→ Task description
Report how many lines contain "хозяйства". The answer is a single number.

→ Dataset
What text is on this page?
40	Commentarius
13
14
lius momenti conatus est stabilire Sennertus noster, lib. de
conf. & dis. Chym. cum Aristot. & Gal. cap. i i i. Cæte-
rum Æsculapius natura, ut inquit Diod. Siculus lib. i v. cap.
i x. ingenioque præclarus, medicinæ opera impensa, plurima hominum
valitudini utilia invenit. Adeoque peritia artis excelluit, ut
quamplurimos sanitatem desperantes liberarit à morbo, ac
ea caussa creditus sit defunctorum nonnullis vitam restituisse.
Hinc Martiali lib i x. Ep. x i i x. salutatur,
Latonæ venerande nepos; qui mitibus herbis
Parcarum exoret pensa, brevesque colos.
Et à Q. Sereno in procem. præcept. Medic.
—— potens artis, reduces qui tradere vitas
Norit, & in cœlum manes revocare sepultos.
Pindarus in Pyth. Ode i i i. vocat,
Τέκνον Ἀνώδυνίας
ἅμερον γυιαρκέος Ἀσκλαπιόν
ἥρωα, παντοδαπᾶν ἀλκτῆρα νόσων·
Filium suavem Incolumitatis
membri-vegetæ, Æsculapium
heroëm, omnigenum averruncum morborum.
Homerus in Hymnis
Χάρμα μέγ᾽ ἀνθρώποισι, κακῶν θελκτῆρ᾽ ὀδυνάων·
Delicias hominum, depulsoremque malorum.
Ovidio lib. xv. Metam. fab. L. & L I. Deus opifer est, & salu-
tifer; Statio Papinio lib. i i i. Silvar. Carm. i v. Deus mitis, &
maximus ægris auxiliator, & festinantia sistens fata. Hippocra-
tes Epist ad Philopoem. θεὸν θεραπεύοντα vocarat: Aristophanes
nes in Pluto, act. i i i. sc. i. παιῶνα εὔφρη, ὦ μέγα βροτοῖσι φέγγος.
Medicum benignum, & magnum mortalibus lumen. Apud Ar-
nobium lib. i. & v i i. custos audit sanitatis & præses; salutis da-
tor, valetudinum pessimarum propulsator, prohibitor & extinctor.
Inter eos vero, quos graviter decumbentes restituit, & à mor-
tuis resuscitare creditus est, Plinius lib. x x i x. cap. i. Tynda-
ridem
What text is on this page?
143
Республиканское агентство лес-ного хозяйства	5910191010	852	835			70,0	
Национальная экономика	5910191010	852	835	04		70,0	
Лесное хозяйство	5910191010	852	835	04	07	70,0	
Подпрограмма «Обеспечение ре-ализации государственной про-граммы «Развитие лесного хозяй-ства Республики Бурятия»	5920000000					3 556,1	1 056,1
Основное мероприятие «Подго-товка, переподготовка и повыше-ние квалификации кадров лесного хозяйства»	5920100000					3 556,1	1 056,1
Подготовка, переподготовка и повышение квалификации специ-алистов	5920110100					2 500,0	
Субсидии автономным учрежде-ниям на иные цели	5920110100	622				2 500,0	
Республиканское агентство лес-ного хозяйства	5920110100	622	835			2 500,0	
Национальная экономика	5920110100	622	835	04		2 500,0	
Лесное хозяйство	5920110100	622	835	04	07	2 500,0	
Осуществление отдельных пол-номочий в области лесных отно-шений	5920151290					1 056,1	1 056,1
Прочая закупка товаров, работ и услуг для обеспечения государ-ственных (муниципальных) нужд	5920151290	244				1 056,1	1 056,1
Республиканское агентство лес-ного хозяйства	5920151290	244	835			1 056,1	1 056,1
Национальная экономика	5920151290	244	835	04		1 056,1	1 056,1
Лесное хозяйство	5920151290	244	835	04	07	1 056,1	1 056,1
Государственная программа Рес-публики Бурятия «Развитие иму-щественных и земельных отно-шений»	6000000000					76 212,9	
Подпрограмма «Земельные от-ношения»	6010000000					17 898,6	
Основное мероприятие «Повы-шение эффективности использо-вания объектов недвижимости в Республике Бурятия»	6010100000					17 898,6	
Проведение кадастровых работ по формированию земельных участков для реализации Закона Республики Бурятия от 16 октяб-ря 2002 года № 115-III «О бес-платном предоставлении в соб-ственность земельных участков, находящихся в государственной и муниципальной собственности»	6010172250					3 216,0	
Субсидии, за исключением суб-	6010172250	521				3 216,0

→ Output of the exercise
4